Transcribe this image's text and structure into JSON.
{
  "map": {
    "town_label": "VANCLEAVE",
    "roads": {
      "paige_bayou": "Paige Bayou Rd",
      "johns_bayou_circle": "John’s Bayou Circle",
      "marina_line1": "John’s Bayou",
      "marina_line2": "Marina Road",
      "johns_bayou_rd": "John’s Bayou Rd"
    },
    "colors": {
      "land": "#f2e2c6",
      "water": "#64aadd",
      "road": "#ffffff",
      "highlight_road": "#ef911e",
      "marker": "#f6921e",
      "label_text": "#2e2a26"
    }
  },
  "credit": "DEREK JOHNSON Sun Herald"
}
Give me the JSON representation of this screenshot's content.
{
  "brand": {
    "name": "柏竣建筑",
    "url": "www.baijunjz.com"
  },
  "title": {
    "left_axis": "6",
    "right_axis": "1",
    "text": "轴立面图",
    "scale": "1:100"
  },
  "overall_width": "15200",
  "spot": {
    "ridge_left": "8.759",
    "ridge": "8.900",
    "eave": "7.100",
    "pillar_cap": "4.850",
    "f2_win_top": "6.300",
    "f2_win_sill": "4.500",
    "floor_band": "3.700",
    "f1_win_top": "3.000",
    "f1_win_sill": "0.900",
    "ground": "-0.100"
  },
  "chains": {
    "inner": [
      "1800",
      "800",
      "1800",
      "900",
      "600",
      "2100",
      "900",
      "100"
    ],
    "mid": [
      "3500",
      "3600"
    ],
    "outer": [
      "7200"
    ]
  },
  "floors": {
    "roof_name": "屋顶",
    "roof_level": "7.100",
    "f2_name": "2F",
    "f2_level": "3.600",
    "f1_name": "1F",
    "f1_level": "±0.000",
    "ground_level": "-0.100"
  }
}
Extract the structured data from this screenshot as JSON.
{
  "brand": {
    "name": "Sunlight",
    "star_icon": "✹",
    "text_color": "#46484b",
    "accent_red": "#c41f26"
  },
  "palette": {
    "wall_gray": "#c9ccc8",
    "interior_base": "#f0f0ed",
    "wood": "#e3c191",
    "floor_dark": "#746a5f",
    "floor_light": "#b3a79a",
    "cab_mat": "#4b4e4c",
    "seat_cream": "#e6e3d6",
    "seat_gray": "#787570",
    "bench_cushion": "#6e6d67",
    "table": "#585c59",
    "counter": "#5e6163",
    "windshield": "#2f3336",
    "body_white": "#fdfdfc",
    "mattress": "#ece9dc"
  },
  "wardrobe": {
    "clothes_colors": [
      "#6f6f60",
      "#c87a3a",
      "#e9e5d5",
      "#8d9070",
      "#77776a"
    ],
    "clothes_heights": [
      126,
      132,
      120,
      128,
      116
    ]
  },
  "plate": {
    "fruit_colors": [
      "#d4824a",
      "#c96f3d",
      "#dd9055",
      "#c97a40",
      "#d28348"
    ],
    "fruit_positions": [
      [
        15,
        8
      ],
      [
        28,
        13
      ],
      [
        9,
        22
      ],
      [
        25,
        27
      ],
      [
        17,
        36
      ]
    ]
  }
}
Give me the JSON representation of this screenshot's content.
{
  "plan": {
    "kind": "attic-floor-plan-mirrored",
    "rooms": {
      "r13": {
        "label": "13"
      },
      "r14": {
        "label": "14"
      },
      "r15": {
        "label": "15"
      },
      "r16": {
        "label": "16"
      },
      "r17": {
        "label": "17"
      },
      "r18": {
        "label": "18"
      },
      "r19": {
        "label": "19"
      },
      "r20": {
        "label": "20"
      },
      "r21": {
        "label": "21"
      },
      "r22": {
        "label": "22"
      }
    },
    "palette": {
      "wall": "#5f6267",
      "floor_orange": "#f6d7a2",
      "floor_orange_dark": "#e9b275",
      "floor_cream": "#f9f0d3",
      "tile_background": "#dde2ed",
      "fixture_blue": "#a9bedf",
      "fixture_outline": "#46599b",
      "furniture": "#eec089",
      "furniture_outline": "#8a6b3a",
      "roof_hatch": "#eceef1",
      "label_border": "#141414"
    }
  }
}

• • • •

**Aim of the exercise**
Each entry must be reproduced verbatim.

**Task result**
Transcribe this image's text and structure into JSON.
{
  "map": {
    "town_label": "VANCLEAVE",
    "roads": {
      "paige_bayou": "Paige Bayou Rd",
      "johns_bayou_circle": "John’s Bayou Circle",
      "marina_line1": "John’s Bayou",
      "marina_line2": "Marina Road",
      "johns_bayou_rd": "John’s Bayou Rd"
    },
    "colors": {
      "land": "#f2e2c6",
      "water": "#64aadd",
      "road": "#ffffff",
      "highlight_road": "#ef911e",
      "marker": "#f6921e",
      "label_text": "#2e2a26"
    }
  },
  "credit": "DEREK JOHNSON Sun Herald"
}
Give me the JSON representation of this screenshot's content.
{
  "brand": {
    "name": "柏竣建筑",
    "url": "www.baijunjz.com"
  },
  "title": {
    "left_axis": "6",
    "right_axis": "1",
    "text": "轴立面图",
    "scale": "1:100"
  },
  "overall_width": "15200",
  "spot": {
    "ridge_left": "8.759",
    "ridge": "8.900",
    "eave": "7.100",
    "pillar_cap": "4.850",
    "f2_win_top": "6.300",
    "f2_win_sill": "4.500",
    "floor_band": "3.700",
    "f1_win_top": "3.000",
    "f1_win_sill": "0.900",
    "ground": "-0.100"
  },
  "chains": {
    "inner": [
      "1800",
      "800",
      "1800",
      "900",
      "600",
      "2100",
      "900",
      "100"
    ],
    "mid": [
      "3500",
      "3600"
    ],
    "outer": [
      "7200"
    ]
  },
  "floors": {
    "roof_name": "屋顶",
    "roof_level": "7.100",
    "f2_name": "2F",
    "f2_level": "3.600",
    "f1_name": "1F",
    "f1_level": "±0.000",
    "ground_level": "-0.100"
  }
}
Extract the structured data from this screenshot as JSON.
{
  "brand": {
    "name": "Sunlight",
    "star_icon": "✹",
    "text_color": "#46484b",
    "accent_red": "#c41f26"
  },
  "palette": {
    "wall_gray": "#c9ccc8",
    "interior_base": "#f0f0ed",
    "wood": "#e3c191",
    "floor_dark": "#746a5f",
    "floor_light": "#b3a79a",
    "cab_mat": "#4b4e4c",
    "seat_cream": "#e6e3d6",
    "seat_gray": "#787570",
    "bench_cushion": "#6e6d67",
    "table": "#585c59",
    "counter": "#5e6163",
    "windshield": "#2f3336",
    "body_white": "#fdfdfc",
    "mattress": "#ece9dc"
  },
  "wardrobe": {
    "clothes_colors": [
      "#6f6f60",
      "#c87a3a",
      "#e9e5d5",
      "#8d9070",
      "#77776a"
    ],
    "clothes_heights": [
      126,
      132,
      120,
      128,
      116
    ]
  },
  "plate": {
    "fruit_colors": [
      "#d4824a",
      "#c96f3d",
      "#dd9055",
      "#c97a40",
      "#d28348"
    ],
    "fruit_positions": [
      [
        15,
        8
      ],
      [
        28,
        13
      ],
      [
        9,
        22
      ],
      [
        25,
        27
      ],
      [
        17,
        36
      ]
    ]
  }
}
Give me the JSON representation of this screenshot's content.
{
  "plan": {
    "kind": "attic-floor-plan-mirrored",
    "rooms": {
      "r13": {
        "label": "13"
      },
      "r14": {
        "label": "14"
      },
      "r15": {
        "label": "15"
      },
      "r16": {
        "label": "16"
      },
      "r17": {
        "label": "17"
      },
      "r18": {
        "label": "18"
      },
      "r19": {
        "label": "19"
      },
      "r20": {
        "label": "20"
      },
      "r21": {
        "label": "21"
      },
      "r22": {
        "label": "22"
      }
    },
    "palette": {
      "wall": "#5f6267",
      "floor_orange": "#f6d7a2",
      "floor_orange_dark": "#e9b275",
      "floor_cream": "#f9f0d3",
      "tile_background": "#dde2ed",
      "fixture_blue": "#a9bedf",
      "fixture_outline": "#46599b",
      "furniture": "#eec089",
      "furniture_outline": "#8a6b3a",
      "roof_hatch": "#eceef1",
      "label_border": "#141414"
    }
  }
}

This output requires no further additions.